Copy every line of the entries that includes the word "caption".

____ MATERIAL FOR THIS EXERCISE

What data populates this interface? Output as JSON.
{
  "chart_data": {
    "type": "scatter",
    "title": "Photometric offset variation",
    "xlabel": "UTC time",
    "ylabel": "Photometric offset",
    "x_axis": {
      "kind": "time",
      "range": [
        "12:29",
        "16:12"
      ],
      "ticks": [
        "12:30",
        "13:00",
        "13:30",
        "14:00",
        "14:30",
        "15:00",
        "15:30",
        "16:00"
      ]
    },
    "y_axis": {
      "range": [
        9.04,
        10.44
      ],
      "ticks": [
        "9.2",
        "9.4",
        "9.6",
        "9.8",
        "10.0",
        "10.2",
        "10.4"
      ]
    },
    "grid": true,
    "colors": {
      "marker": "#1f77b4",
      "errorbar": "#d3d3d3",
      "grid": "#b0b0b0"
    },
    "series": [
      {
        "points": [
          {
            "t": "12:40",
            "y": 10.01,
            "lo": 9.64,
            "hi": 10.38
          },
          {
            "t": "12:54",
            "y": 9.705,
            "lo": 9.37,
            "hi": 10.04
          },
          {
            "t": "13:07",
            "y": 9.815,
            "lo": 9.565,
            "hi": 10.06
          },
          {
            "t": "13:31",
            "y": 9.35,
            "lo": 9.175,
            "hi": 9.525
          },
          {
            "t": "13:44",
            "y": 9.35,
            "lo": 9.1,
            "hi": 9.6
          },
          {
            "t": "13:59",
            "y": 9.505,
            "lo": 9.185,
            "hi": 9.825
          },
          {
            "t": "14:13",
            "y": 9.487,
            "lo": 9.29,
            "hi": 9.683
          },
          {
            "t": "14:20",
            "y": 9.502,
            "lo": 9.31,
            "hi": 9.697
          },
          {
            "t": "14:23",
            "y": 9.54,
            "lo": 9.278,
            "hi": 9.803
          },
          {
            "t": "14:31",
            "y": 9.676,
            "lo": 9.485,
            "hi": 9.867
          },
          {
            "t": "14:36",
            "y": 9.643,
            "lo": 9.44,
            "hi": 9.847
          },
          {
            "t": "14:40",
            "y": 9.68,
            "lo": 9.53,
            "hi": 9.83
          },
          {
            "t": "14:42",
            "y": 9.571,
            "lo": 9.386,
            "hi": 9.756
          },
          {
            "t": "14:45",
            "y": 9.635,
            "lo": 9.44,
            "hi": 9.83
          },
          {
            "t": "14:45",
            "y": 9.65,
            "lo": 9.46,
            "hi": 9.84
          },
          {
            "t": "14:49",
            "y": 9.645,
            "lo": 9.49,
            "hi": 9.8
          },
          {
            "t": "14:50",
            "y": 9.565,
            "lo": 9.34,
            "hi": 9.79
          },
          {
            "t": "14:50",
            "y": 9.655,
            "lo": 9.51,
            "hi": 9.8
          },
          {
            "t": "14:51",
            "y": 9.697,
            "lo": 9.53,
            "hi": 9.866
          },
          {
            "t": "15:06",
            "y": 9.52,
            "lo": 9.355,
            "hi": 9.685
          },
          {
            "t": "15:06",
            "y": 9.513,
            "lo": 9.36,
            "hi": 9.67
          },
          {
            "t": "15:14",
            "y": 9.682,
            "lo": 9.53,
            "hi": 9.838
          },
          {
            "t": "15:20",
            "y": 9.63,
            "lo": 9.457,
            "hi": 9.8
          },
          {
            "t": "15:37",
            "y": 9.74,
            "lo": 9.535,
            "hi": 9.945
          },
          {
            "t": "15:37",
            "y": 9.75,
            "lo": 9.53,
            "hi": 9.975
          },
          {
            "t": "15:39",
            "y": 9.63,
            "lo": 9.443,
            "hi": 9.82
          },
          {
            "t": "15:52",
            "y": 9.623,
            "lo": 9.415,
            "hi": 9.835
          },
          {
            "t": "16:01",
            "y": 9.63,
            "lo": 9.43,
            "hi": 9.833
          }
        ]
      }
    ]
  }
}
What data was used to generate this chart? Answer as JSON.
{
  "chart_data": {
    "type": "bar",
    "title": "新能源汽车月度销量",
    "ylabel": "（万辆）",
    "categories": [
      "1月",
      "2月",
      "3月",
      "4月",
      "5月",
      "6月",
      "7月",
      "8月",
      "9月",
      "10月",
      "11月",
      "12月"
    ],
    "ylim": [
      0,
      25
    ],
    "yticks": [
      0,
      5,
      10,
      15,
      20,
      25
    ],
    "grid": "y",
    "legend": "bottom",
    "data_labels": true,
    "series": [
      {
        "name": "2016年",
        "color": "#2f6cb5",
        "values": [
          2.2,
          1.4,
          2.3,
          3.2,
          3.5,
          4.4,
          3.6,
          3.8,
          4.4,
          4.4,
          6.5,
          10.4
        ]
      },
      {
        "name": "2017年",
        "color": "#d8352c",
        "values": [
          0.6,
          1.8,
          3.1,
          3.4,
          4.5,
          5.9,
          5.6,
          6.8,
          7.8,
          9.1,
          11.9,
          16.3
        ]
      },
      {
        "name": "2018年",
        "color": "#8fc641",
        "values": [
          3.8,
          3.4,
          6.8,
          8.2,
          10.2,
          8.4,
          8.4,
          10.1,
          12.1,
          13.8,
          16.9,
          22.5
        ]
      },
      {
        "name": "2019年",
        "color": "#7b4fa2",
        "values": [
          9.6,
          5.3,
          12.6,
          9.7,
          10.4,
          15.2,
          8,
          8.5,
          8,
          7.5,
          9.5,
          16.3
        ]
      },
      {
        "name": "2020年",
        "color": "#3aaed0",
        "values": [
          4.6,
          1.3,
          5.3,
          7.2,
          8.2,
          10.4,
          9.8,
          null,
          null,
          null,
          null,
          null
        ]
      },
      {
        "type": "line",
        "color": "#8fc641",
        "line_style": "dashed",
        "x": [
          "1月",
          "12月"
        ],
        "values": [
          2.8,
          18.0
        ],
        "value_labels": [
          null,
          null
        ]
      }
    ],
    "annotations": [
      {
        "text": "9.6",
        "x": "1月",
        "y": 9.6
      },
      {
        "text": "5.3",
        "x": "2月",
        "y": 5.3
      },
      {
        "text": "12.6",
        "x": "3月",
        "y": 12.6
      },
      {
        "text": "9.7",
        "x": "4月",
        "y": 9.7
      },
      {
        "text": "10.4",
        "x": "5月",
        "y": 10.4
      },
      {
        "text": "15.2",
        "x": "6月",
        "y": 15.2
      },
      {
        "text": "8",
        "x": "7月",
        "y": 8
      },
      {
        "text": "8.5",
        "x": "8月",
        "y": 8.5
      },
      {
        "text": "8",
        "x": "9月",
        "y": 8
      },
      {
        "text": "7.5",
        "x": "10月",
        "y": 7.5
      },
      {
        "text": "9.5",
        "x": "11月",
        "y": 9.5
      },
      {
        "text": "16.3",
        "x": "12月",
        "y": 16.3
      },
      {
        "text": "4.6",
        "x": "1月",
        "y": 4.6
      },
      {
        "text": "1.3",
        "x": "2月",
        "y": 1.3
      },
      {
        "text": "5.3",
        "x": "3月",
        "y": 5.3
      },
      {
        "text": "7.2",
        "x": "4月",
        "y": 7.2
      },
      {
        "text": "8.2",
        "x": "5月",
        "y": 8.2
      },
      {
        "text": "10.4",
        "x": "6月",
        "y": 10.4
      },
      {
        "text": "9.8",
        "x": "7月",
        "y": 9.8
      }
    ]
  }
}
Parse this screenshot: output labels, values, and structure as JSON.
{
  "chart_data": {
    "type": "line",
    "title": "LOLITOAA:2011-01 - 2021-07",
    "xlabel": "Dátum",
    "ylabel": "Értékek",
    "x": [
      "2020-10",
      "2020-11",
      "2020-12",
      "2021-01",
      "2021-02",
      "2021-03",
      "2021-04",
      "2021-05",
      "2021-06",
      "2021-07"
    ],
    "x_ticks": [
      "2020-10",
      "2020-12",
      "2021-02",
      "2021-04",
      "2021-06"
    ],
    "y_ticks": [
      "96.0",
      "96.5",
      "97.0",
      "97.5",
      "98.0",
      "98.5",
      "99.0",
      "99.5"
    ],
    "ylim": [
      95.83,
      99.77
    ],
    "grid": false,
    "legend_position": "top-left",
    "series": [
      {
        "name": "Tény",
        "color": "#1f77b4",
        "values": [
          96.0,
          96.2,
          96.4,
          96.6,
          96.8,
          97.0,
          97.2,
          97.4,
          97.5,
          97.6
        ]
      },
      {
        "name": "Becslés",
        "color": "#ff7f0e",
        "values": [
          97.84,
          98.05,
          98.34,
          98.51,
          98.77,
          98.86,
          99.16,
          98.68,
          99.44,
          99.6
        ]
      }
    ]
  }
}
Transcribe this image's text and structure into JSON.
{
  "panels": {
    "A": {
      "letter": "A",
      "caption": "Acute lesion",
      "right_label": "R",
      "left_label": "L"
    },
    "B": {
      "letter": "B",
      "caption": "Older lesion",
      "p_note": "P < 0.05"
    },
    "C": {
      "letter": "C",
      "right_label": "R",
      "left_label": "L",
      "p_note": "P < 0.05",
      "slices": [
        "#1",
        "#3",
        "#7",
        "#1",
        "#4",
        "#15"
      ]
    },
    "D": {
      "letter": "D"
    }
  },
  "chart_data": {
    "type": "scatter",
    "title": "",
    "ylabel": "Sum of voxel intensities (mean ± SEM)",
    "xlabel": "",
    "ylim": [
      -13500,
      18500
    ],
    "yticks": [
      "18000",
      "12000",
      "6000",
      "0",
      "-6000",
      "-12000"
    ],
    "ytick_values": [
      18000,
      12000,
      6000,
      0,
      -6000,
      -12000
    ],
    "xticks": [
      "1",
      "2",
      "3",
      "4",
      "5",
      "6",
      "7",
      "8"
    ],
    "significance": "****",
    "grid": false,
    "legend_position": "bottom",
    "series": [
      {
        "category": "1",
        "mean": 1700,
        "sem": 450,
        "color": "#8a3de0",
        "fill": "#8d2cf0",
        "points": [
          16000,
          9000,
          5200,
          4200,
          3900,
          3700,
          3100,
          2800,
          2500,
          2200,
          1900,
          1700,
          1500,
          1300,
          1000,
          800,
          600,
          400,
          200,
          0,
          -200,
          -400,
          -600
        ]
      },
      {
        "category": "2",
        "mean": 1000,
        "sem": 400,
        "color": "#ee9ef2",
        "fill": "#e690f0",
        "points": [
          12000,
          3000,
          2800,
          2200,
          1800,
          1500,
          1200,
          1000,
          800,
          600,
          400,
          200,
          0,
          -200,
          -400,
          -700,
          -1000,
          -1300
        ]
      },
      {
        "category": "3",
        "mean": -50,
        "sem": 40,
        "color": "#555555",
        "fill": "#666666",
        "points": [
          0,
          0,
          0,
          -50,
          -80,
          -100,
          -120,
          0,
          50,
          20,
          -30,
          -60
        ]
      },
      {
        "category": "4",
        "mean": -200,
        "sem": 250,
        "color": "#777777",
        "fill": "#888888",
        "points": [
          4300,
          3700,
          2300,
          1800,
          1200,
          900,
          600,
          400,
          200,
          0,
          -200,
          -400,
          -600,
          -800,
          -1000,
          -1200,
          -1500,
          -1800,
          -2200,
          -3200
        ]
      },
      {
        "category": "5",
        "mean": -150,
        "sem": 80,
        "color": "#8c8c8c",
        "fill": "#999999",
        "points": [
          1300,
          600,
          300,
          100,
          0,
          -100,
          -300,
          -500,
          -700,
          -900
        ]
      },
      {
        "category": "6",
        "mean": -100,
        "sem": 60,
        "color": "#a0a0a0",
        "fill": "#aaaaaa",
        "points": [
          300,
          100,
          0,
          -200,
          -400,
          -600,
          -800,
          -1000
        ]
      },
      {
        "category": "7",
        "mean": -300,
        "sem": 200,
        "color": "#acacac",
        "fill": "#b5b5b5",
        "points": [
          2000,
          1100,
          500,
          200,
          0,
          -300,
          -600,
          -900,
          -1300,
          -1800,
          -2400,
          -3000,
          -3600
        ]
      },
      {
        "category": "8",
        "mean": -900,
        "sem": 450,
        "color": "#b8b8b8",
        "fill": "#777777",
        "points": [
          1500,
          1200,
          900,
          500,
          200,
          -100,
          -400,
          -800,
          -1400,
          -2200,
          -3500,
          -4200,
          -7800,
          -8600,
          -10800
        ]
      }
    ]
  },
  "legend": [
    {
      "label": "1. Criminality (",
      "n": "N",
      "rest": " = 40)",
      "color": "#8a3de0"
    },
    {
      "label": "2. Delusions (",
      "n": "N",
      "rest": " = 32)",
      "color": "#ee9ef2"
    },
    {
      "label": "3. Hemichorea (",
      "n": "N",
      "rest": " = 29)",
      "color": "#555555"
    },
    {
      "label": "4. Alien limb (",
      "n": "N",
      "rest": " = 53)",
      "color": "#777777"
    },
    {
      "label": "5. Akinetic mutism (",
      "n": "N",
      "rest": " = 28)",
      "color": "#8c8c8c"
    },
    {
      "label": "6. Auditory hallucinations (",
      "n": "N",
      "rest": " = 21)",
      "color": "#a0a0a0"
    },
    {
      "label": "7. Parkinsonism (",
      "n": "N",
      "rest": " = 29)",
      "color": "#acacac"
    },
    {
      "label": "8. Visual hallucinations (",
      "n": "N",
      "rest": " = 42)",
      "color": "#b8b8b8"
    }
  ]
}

________

**ANSWER TO THE EXERCISE:**
      "caption": "Acute lesion",
      "caption": "Older lesion",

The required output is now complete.